◆ **DIRECTIVE**: Can all of these lines be returned exactly?

◆ **DATA TO USE**:

-*-*-

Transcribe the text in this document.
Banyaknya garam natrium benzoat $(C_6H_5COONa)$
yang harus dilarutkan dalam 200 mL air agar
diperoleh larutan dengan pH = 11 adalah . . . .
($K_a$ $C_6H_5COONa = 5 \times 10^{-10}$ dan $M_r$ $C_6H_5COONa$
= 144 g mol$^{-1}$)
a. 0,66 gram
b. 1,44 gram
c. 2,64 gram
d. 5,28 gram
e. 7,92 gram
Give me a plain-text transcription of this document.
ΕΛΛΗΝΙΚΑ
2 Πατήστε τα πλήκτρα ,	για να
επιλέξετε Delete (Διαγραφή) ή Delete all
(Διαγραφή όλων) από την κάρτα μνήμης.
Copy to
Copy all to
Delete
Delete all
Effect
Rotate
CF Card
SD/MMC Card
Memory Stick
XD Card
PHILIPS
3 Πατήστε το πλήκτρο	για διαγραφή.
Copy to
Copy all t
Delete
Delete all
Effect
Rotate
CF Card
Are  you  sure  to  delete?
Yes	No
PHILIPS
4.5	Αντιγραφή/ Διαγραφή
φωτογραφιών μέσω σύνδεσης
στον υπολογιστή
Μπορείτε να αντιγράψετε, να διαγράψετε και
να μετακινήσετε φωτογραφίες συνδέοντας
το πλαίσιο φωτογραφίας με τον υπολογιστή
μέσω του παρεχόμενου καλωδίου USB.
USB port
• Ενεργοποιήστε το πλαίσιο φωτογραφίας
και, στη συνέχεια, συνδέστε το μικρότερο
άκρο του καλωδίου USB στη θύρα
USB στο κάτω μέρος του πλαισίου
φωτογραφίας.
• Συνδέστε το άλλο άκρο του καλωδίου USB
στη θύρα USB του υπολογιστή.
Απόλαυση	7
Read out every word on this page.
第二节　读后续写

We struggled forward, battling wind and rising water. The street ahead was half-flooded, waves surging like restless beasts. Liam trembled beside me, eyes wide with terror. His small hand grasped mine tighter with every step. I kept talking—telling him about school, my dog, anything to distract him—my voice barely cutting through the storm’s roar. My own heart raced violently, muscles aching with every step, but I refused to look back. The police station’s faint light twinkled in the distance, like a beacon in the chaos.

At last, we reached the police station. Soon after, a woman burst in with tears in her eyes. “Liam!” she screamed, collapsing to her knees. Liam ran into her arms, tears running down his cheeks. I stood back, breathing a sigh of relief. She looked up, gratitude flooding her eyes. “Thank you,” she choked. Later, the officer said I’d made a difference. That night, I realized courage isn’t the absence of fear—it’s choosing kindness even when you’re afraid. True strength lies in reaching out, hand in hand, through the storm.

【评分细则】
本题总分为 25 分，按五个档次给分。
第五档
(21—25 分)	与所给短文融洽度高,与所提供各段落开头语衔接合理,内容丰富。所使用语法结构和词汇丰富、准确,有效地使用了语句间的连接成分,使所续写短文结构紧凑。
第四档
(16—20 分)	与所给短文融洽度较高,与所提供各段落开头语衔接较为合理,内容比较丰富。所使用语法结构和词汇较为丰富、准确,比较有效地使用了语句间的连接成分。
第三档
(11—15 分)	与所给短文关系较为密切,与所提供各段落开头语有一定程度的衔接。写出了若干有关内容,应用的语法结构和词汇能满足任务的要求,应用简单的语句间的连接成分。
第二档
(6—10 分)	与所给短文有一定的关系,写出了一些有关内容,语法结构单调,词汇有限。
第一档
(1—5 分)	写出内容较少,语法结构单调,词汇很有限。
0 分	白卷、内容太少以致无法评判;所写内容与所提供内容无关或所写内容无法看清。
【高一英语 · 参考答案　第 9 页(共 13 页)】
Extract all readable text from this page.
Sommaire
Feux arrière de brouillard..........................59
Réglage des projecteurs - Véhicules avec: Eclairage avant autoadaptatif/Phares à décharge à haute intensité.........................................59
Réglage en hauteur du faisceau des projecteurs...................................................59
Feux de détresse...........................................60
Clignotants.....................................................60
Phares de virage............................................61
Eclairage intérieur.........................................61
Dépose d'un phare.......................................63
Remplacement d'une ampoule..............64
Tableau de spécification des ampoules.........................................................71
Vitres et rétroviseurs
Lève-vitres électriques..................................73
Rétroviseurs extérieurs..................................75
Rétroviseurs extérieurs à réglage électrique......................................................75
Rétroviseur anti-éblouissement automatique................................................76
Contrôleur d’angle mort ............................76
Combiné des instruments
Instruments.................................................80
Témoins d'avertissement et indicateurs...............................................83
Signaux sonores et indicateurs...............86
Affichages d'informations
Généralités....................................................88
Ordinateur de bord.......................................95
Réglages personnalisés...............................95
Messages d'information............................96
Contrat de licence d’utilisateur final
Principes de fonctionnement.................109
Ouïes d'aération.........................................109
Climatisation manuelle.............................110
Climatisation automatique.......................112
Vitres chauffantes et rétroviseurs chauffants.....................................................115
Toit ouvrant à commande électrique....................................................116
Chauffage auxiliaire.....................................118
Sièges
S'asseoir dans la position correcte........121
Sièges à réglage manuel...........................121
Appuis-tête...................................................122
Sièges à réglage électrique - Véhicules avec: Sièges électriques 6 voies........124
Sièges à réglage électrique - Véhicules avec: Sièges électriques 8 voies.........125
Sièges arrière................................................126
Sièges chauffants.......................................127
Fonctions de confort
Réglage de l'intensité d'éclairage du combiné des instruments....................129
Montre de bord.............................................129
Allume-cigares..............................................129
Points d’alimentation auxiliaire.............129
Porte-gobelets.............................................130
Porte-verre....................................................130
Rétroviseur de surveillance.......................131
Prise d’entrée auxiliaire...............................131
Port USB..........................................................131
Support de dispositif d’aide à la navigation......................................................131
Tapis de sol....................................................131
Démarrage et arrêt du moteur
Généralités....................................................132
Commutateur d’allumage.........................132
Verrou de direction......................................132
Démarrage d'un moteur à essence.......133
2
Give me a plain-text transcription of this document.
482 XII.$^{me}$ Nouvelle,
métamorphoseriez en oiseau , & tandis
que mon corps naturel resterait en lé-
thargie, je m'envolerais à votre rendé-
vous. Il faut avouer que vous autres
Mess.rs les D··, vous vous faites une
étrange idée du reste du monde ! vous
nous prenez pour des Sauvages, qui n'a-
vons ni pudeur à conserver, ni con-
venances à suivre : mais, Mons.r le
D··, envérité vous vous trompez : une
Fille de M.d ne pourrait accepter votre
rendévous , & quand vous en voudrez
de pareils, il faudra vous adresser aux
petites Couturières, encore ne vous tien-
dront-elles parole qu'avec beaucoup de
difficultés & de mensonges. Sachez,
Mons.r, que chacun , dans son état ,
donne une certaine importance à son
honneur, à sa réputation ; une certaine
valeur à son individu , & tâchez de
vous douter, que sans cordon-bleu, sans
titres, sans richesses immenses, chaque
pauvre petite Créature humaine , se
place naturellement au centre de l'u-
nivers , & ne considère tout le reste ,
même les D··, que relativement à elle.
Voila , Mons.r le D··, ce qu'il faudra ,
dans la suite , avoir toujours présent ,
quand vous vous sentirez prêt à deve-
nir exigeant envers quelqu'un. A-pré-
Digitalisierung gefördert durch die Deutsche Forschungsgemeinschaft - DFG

-*-*-

◆ **EXPECTED ANSWER**:
Transcribe the text in this document.
Banyaknya garam natrium benzoat $(C_6H_5COONa)$
yang harus dilarutkan dalam 200 mL air agar
diperoleh larutan dengan pH = 11 adalah . . . .
($K_a$ $C_6H_5COONa = 5 \times 10^{-10}$ dan $M_r$ $C_6H_5COONa$
= 144 g mol$^{-1}$)
a. 0,66 gram
b. 1,44 gram
c. 2,64 gram
d. 5,28 gram
e. 7,92 gram
Give me a plain-text transcription of this document.
ΕΛΛΗΝΙΚΑ
2 Πατήστε τα πλήκτρα ,	για να
επιλέξετε Delete (Διαγραφή) ή Delete all
(Διαγραφή όλων) από την κάρτα μνήμης.
Copy to
Copy all to
Delete
Delete all
Effect
Rotate
CF Card
SD/MMC Card
Memory Stick
XD Card
PHILIPS
3 Πατήστε το πλήκτρο	για διαγραφή.
Copy to
Copy all t
Delete
Delete all
Effect
Rotate
CF Card
Are  you  sure  to  delete?
Yes	No
PHILIPS
4.5	Αντιγραφή/ Διαγραφή
φωτογραφιών μέσω σύνδεσης
στον υπολογιστή
Μπορείτε να αντιγράψετε, να διαγράψετε και
να μετακινήσετε φωτογραφίες συνδέοντας
το πλαίσιο φωτογραφίας με τον υπολογιστή
μέσω του παρεχόμενου καλωδίου USB.
USB port
• Ενεργοποιήστε το πλαίσιο φωτογραφίας
και, στη συνέχεια, συνδέστε το μικρότερο
άκρο του καλωδίου USB στη θύρα
USB στο κάτω μέρος του πλαισίου
φωτογραφίας.
• Συνδέστε το άλλο άκρο του καλωδίου USB
στη θύρα USB του υπολογιστή.
Απόλαυση	7
Read out every word on this page.
第二节　读后续写

We struggled forward, battling wind and rising water. The street ahead was half-flooded, waves surging like restless beasts. Liam trembled beside me, eyes wide with terror. His small hand grasped mine tighter with every step. I kept talking—telling him about school, my dog, anything to distract him—my voice barely cutting through the storm’s roar. My own heart raced violently, muscles aching with every step, but I refused to look back. The police station’s faint light twinkled in the distance, like a beacon in the chaos.

At last, we reached the police station. Soon after, a woman burst in with tears in her eyes. “Liam!” she screamed, collapsing to her knees. Liam ran into her arms, tears running down his cheeks. I stood back, breathing a sigh of relief. She looked up, gratitude flooding her eyes. “Thank you,” she choked. Later, the officer said I’d made a difference. That night, I realized courage isn’t the absence of fear—it’s choosing kindness even when you’re afraid. True strength lies in reaching out, hand in hand, through the storm.

【评分细则】
本题总分为 25 分，按五个档次给分。
第五档
(21—25 分)	与所给短文融洽度高,与所提供各段落开头语衔接合理,内容丰富。所使用语法结构和词汇丰富、准确,有效地使用了语句间的连接成分,使所续写短文结构紧凑。
第四档
(16—20 分)	与所给短文融洽度较高,与所提供各段落开头语衔接较为合理,内容比较丰富。所使用语法结构和词汇较为丰富、准确,比较有效地使用了语句间的连接成分。
第三档
(11—15 分)	与所给短文关系较为密切,与所提供各段落开头语有一定程度的衔接。写出了若干有关内容,应用的语法结构和词汇能满足任务的要求,应用简单的语句间的连接成分。
第二档
(6—10 分)	与所给短文有一定的关系,写出了一些有关内容,语法结构单调,词汇有限。
第一档
(1—5 分)	写出内容较少,语法结构单调,词汇很有限。
0 分	白卷、内容太少以致无法评判;所写内容与所提供内容无关或所写内容无法看清。
【高一英语 · 参考答案　第 9 页(共 13 页)】
Extract all readable text from this page.
Sommaire
Feux arrière de brouillard..........................59
Réglage des projecteurs - Véhicules avec: Eclairage avant autoadaptatif/Phares à décharge à haute intensité.........................................59
Réglage en hauteur du faisceau des projecteurs...................................................59
Feux de détresse...........................................60
Clignotants.....................................................60
Phares de virage............................................61
Eclairage intérieur.........................................61
Dépose d'un phare.......................................63
Remplacement d'une ampoule..............64
Tableau de spécification des ampoules.........................................................71
Vitres et rétroviseurs
Lève-vitres électriques..................................73
Rétroviseurs extérieurs..................................75
Rétroviseurs extérieurs à réglage électrique......................................................75
Rétroviseur anti-éblouissement automatique................................................76
Contrôleur d’angle mort ............................76
Combiné des instruments
Instruments.................................................80
Témoins d'avertissement et indicateurs...............................................83
Signaux sonores et indicateurs...............86
Affichages d'informations
Généralités....................................................88
Ordinateur de bord.......................................95
Réglages personnalisés...............................95
Messages d'information............................96
Contrat de licence d’utilisateur final
Principes de fonctionnement.................109
Ouïes d'aération.........................................109
Climatisation manuelle.............................110
Climatisation automatique.......................112
Vitres chauffantes et rétroviseurs chauffants.....................................................115
Toit ouvrant à commande électrique....................................................116
Chauffage auxiliaire.....................................118
Sièges
S'asseoir dans la position correcte........121
Sièges à réglage manuel...........................121
Appuis-tête...................................................122
Sièges à réglage électrique - Véhicules avec: Sièges électriques 6 voies........124
Sièges à réglage électrique - Véhicules avec: Sièges électriques 8 voies.........125
Sièges arrière................................................126
Sièges chauffants.......................................127
Fonctions de confort
Réglage de l'intensité d'éclairage du combiné des instruments....................129
Montre de bord.............................................129
Allume-cigares..............................................129
Points d’alimentation auxiliaire.............129
Porte-gobelets.............................................130
Porte-verre....................................................130
Rétroviseur de surveillance.......................131
Prise d’entrée auxiliaire...............................131
Port USB..........................................................131
Support de dispositif d’aide à la navigation......................................................131
Tapis de sol....................................................131
Démarrage et arrêt du moteur
Généralités....................................................132
Commutateur d’allumage.........................132
Verrou de direction......................................132
Démarrage d'un moteur à essence.......133
2
Give me a plain-text transcription of this document.
482 XII.$^{me}$ Nouvelle,
métamorphoseriez en oiseau , & tandis
que mon corps naturel resterait en lé-
thargie, je m'envolerais à votre rendé-
vous. Il faut avouer que vous autres
Mess.rs les D··, vous vous faites une
étrange idée du reste du monde ! vous
nous prenez pour des Sauvages, qui n'a-
vons ni pudeur à conserver, ni con-
venances à suivre : mais, Mons.r le
D··, envérité vous vous trompez : une
Fille de M.d ne pourrait accepter votre
rendévous , & quand vous en voudrez
de pareils, il faudra vous adresser aux
petites Couturières, encore ne vous tien-
dront-elles parole qu'avec beaucoup de
difficultés & de mensonges. Sachez,
Mons.r, que chacun , dans son état ,
donne une certaine importance à son
honneur, à sa réputation ; une certaine
valeur à son individu , & tâchez de
vous douter, que sans cordon-bleu, sans
titres, sans richesses immenses, chaque
pauvre petite Créature humaine , se
place naturellement au centre de l'u-
nivers , & ne considère tout le reste ,
même les D··, que relativement à elle.
Voila , Mons.r le D··, ce qu'il faudra ,
dans la suite , avoir toujours présent ,
quand vous vous sentirez prêt à deve-
nir exigeant envers quelqu'un. A-pré-
Digitalisierung gefördert durch die Deutsche Forschungsgemeinschaft - DFG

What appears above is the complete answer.